• [Do this] Transcribe the lines of the listing below verbatim, starting at the line that contains "m-document-icon: M <box>2 239 32 272</box>" and stopping after the line that contains "toolbar-button-map-page[interactable] <box>1 171".

___ Data in this exercise ___

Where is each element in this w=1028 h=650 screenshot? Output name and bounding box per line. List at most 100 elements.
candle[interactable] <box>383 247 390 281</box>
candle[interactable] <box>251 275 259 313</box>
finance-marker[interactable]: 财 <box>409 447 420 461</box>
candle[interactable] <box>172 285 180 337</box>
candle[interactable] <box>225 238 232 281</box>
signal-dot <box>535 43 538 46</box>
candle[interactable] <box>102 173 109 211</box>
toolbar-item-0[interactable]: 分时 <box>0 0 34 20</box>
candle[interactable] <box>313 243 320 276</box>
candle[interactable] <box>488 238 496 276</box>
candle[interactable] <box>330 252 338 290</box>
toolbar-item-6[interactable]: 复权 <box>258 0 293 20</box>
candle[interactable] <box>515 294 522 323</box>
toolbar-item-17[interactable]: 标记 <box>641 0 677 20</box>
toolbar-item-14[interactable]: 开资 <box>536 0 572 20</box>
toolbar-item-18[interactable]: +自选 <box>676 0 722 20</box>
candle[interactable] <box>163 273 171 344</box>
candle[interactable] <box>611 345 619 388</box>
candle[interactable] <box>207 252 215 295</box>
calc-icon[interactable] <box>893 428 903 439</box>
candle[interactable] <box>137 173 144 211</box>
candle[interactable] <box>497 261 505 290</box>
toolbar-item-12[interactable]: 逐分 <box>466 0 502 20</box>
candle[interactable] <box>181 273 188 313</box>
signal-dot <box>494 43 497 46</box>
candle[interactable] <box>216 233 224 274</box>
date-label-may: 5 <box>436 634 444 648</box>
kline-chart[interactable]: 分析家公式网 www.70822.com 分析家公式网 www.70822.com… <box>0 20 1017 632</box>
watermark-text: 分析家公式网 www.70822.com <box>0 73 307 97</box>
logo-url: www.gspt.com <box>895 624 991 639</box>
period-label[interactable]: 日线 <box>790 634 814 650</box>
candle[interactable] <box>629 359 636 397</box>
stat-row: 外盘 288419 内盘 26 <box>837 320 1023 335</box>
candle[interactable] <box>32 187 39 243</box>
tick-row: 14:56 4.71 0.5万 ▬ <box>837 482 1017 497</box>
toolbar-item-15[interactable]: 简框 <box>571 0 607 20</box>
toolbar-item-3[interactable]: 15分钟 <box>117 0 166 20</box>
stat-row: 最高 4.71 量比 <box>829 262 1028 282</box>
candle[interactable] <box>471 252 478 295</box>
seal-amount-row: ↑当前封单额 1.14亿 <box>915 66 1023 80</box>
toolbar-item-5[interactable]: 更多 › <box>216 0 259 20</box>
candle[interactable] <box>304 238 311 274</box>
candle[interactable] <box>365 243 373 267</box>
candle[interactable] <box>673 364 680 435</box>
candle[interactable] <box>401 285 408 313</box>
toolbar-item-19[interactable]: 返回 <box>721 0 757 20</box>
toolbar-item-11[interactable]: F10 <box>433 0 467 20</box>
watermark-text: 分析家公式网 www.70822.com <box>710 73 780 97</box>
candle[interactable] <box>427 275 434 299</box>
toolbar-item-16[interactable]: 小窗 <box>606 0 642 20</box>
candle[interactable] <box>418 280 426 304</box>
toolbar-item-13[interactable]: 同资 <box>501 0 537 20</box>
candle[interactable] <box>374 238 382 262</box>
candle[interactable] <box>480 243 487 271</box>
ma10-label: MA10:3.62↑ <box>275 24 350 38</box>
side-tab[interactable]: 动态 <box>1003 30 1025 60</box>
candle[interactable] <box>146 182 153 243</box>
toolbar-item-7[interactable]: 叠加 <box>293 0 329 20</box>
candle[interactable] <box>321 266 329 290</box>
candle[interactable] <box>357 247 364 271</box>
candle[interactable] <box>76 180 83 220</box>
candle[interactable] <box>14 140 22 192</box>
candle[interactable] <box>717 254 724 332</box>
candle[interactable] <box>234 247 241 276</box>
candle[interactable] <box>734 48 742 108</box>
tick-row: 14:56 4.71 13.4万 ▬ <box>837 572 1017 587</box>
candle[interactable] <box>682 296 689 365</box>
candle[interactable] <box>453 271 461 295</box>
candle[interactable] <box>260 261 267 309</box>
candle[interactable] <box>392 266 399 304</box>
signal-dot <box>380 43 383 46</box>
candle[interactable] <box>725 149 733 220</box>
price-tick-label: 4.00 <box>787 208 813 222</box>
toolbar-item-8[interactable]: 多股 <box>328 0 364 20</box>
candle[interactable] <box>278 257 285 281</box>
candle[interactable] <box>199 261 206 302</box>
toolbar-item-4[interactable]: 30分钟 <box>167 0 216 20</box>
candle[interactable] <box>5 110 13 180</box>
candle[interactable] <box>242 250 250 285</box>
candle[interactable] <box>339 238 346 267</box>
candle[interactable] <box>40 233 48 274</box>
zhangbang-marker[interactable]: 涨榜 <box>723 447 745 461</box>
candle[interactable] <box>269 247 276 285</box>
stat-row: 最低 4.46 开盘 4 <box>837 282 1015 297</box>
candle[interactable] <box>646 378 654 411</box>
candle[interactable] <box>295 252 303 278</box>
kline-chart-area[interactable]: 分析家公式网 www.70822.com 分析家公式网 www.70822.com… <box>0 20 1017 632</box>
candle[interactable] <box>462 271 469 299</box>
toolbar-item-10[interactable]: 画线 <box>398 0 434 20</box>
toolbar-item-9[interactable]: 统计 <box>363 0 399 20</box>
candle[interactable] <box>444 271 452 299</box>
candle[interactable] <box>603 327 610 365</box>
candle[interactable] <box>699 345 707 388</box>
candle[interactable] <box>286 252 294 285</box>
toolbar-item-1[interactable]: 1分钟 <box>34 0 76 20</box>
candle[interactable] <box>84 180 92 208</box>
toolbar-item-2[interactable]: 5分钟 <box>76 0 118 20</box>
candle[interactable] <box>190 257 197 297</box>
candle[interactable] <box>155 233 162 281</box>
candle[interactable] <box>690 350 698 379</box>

___
___ Data in this exercise ___

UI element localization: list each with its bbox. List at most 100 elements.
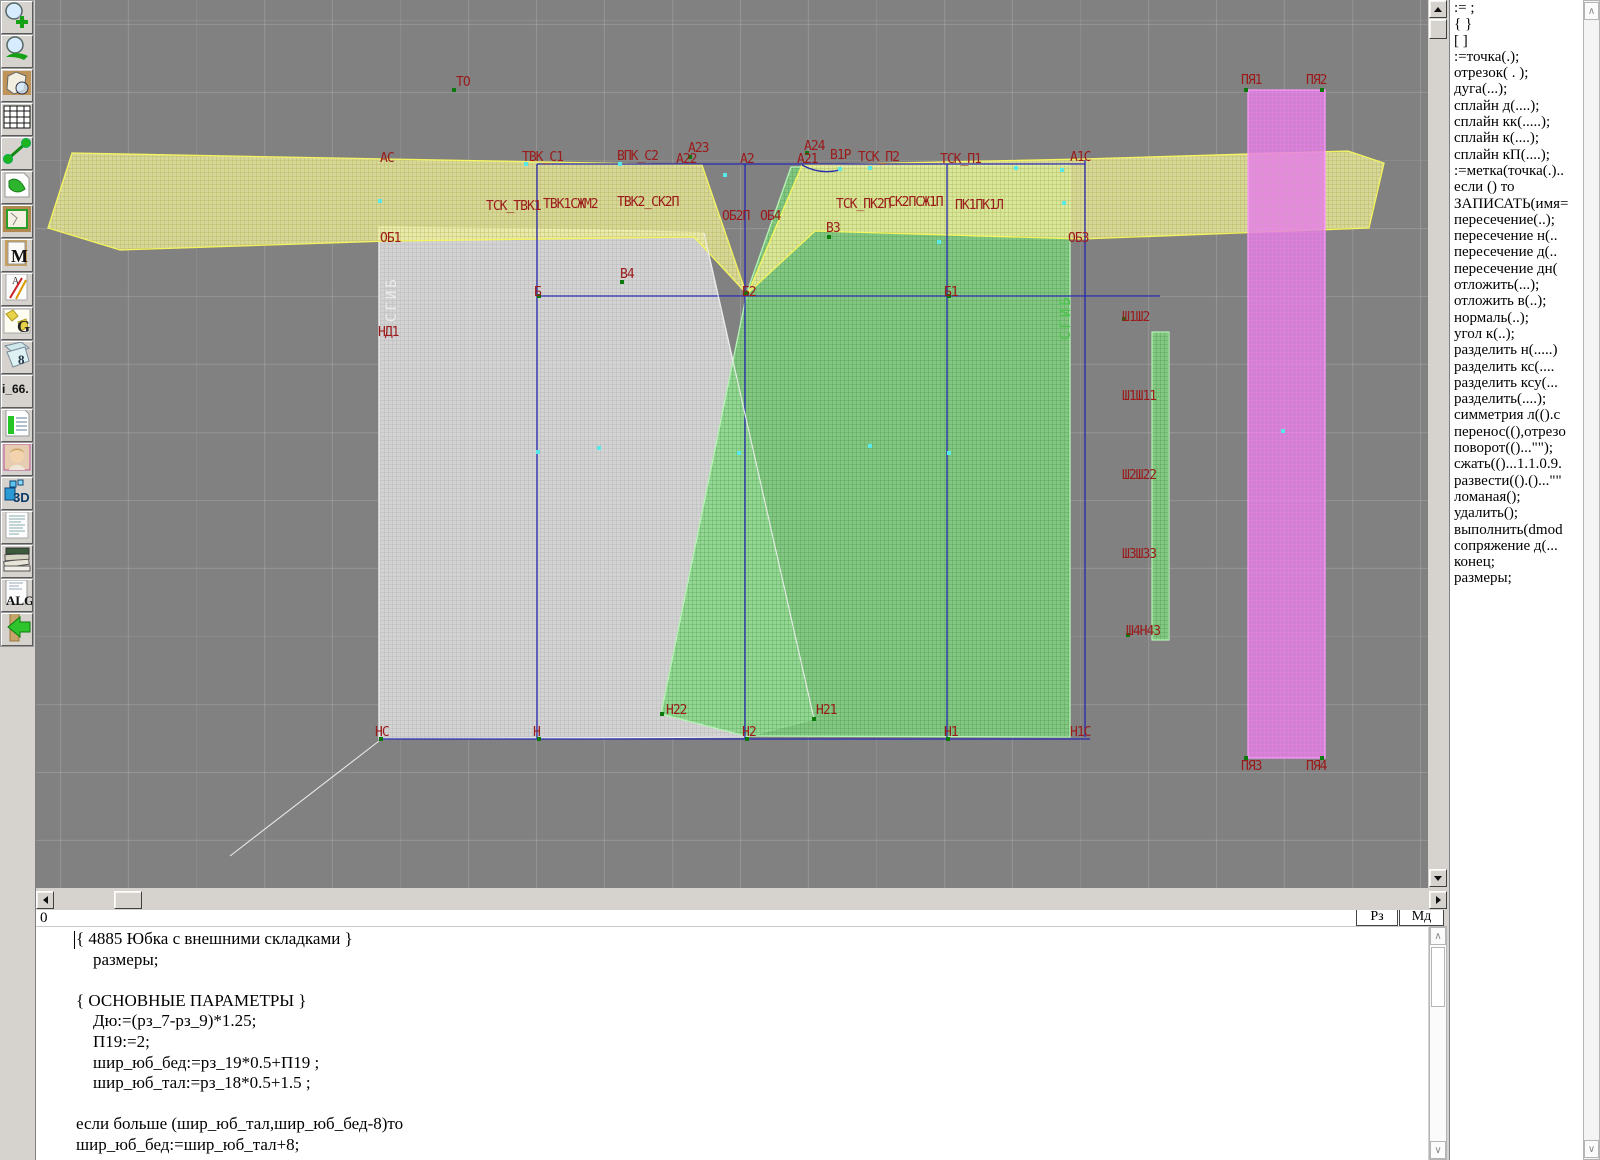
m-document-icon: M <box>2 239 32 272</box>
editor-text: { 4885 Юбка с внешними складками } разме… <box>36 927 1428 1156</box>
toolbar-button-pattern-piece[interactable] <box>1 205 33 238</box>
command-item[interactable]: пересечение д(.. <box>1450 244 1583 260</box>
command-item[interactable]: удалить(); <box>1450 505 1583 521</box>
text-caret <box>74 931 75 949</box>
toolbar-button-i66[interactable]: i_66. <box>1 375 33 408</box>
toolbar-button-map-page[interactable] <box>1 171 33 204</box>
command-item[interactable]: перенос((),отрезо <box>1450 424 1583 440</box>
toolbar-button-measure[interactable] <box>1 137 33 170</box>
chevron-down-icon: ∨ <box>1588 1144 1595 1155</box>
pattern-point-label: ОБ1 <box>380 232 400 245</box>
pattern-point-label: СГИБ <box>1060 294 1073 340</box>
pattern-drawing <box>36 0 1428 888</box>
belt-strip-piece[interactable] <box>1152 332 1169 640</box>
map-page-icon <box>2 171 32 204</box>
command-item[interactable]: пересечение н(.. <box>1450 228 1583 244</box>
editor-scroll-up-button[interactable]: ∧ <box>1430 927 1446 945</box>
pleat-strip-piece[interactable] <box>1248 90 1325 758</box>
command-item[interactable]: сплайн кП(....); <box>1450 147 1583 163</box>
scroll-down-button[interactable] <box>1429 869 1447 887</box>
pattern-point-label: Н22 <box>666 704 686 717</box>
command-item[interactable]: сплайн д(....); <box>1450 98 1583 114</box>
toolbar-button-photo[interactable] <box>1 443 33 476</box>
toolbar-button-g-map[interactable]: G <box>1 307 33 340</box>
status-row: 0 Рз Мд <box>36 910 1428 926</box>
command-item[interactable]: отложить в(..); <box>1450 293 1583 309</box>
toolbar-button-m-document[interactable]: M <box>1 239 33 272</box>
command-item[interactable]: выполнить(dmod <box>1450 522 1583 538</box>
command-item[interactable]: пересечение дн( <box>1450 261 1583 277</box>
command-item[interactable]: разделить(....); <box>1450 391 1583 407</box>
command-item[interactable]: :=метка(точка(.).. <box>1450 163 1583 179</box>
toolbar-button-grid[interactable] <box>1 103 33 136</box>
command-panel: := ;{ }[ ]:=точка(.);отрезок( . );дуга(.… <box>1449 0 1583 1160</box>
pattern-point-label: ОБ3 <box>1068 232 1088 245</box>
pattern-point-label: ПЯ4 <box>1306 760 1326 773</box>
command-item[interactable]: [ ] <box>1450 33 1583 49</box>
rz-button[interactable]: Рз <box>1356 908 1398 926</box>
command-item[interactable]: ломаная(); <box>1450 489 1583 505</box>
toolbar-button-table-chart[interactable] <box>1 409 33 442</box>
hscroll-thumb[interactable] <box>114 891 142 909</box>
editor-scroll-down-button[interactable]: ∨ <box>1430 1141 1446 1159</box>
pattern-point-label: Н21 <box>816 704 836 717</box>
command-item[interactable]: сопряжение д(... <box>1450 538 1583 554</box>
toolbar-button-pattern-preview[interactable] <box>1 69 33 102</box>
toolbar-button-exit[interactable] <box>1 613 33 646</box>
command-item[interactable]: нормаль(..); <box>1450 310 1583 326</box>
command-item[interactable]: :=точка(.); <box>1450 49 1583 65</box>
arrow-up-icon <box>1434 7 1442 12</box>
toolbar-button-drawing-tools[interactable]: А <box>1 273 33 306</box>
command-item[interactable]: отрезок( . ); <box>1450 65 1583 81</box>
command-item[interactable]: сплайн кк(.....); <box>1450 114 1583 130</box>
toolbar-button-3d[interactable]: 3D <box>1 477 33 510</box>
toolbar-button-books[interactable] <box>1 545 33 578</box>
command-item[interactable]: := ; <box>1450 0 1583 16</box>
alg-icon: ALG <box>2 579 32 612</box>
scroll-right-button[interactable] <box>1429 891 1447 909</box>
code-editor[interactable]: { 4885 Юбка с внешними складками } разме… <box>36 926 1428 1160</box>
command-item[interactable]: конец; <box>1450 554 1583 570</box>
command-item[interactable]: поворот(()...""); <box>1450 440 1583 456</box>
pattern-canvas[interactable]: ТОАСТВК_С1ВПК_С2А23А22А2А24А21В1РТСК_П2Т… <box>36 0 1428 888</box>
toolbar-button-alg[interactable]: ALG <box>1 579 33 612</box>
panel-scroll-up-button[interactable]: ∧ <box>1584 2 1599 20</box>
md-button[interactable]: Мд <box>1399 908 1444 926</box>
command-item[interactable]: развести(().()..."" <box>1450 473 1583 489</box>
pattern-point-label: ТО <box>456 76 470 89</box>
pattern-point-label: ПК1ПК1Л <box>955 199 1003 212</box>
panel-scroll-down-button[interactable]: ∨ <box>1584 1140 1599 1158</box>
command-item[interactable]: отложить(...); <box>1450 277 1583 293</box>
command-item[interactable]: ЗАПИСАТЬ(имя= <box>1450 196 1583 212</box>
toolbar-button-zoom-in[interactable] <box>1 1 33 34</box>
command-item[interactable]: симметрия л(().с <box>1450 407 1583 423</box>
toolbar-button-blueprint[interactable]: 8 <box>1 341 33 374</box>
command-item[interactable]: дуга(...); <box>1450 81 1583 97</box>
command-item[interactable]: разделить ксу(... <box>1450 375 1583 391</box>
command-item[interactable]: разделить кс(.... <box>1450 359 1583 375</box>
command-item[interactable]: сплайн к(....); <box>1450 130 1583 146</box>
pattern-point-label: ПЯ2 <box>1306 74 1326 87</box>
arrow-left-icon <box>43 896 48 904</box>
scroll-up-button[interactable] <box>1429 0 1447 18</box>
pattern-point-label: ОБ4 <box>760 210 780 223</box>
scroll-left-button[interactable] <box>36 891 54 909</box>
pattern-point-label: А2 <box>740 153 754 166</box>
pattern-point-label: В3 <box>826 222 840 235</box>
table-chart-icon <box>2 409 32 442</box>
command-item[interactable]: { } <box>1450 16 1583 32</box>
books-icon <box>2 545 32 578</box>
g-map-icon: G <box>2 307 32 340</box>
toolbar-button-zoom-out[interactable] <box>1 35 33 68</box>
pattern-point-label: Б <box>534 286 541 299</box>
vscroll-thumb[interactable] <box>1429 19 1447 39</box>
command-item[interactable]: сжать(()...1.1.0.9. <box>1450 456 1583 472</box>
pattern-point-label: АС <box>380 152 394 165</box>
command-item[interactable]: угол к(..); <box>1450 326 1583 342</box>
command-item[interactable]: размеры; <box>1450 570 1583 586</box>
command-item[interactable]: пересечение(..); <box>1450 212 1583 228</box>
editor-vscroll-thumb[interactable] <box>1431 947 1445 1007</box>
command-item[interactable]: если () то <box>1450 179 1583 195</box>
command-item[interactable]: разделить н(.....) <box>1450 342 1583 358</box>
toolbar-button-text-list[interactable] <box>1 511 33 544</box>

___

• [Task result]
m-document-icon: M <box>2 239 32 272</box>
editor-text: { 4885 Юбка с внешними складками } разме… <box>36 927 1428 1156</box>
toolbar-button-pattern-piece[interactable] <box>1 205 33 238</box>
command-item[interactable]: пересечение д(.. <box>1450 244 1583 260</box>
command-item[interactable]: удалить(); <box>1450 505 1583 521</box>
text-caret <box>74 931 75 949</box>
toolbar-button-i66[interactable]: i_66. <box>1 375 33 408</box>
toolbar-button-map-page[interactable] <box>1 171 33 204</box>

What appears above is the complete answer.